Take every line that has the string "الآية" and copy it out.

Material:

|---|

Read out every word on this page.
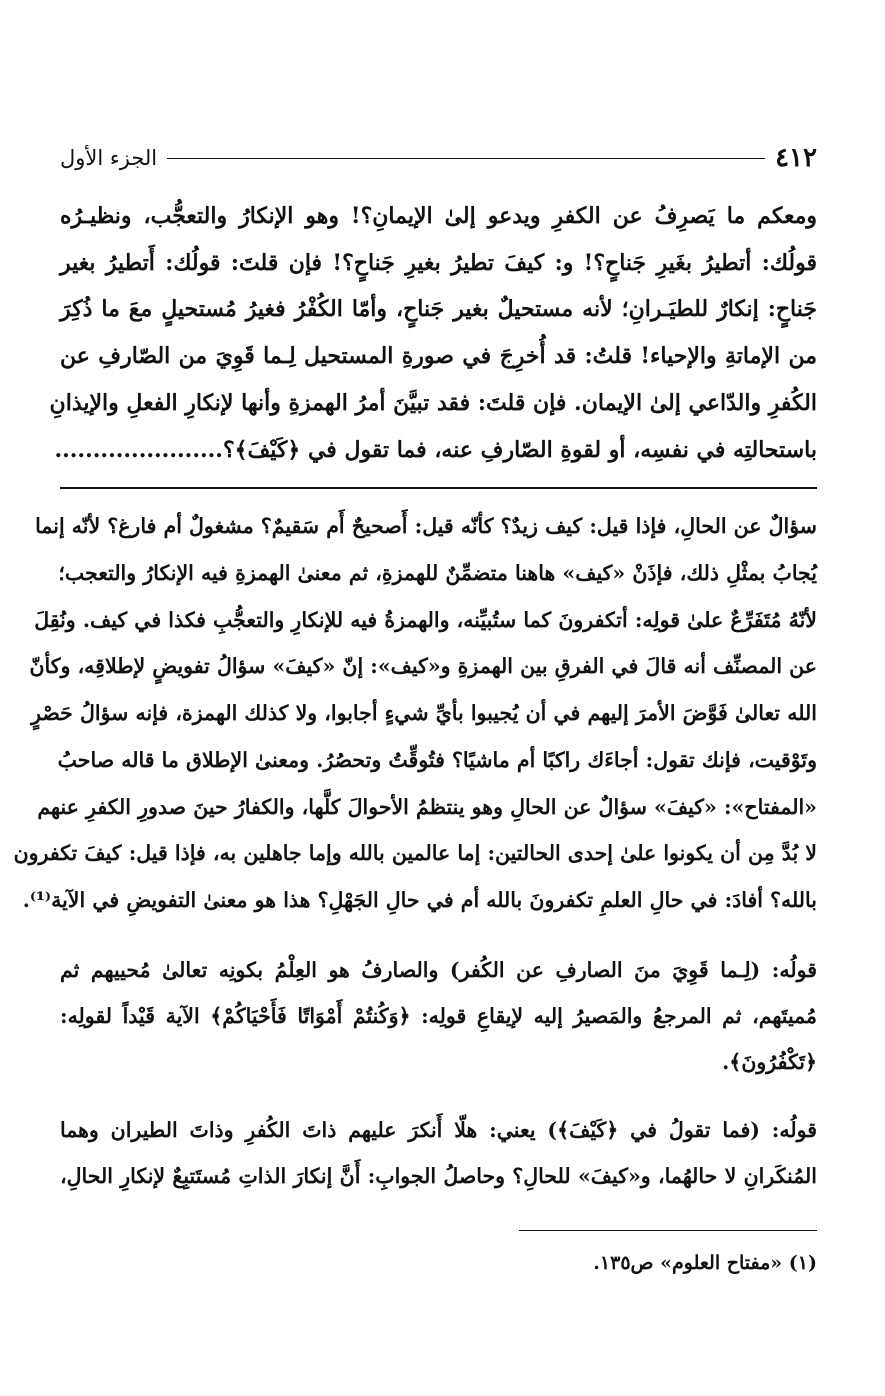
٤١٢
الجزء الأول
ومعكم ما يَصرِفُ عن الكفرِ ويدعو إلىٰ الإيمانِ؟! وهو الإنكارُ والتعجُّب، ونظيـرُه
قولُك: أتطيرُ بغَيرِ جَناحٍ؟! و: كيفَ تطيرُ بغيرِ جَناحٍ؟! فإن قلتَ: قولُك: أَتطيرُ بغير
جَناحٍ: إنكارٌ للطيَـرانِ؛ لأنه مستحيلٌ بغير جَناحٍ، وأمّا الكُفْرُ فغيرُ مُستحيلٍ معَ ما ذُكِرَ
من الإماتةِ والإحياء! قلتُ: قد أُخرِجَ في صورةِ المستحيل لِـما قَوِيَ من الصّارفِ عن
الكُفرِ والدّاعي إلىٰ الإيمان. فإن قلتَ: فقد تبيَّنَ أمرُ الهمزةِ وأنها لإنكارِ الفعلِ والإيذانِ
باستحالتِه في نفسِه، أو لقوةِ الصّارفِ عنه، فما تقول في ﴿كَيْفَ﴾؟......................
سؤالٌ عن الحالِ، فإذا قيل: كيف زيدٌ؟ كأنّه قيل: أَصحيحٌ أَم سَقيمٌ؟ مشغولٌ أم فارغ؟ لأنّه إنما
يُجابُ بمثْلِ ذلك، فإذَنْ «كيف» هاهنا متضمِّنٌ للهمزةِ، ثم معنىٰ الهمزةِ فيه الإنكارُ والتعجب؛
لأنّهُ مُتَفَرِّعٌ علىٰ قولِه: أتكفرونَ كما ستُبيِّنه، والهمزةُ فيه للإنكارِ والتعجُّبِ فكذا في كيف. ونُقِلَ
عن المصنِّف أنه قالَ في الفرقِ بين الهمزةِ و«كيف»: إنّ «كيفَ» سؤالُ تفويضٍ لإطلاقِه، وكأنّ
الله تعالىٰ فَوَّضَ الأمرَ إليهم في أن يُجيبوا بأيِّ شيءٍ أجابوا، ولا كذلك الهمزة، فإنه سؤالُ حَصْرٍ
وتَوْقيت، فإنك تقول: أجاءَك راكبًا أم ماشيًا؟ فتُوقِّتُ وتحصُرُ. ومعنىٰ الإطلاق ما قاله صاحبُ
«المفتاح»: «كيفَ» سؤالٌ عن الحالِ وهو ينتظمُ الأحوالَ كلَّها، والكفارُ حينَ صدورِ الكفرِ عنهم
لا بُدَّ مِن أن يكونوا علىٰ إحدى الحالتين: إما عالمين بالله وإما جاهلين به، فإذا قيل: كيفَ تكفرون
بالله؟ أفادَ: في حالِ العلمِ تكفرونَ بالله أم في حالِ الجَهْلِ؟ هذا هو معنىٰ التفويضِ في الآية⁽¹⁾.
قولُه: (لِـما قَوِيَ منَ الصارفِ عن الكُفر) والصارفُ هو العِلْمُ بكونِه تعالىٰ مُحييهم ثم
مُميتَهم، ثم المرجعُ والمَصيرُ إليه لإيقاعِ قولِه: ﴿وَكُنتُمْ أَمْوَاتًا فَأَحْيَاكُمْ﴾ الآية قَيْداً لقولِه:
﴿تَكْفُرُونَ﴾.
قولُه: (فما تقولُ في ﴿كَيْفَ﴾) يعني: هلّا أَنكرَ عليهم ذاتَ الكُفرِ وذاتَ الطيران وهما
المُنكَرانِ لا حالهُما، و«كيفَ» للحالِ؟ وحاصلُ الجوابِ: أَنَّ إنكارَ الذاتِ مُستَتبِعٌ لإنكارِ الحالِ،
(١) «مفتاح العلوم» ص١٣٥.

|---|

Final result:
بالله؟ أفادَ: في حالِ العلمِ تكفرونَ بالله أم في حالِ الجَهْلِ؟ هذا هو معنىٰ التفويضِ في الآية⁽¹⁾.
مُميتَهم، ثم المرجعُ والمَصيرُ إليه لإيقاعِ قولِه: ﴿وَكُنتُمْ أَمْوَاتًا فَأَحْيَاكُمْ﴾ الآية قَيْداً لقولِه:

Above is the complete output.